--- Exercise brief ---
Quote the listing below in full and exactly as written, but omit every picture.

--- Material for the task ---
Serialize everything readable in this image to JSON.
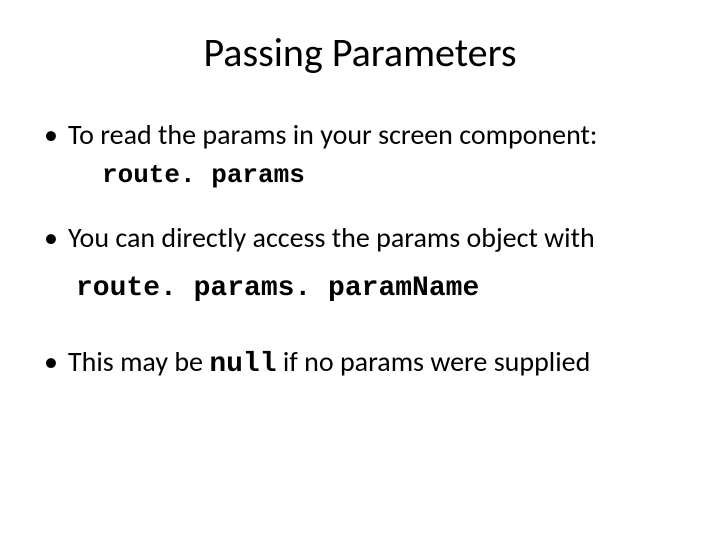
{
  "slide": {
    "title": "Passing Parameters",
    "bullet1": "To read the params in your screen component:",
    "code1": "route. params",
    "bullet2": "You can directly access the params object with",
    "code2": "route. params. paramName",
    "bullet3_pre": "This may be ",
    "bullet3_code": "null",
    "bullet3_post": " if no params were supplied"
  }
}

--- Task solution ---
Serialize everything readable in this image to JSON.
{
  "slide": {
    "title": "Passing Parameters",
    "bullet1": "To read the params in your screen component:",
    "code1": "route. params",
    "bullet2": "You can directly access the params object with",
    "code2": "route. params. paramName",
    "bullet3_pre": "This may be ",
    "bullet3_code": "null",
    "bullet3_post": " if no params were supplied"
  }
}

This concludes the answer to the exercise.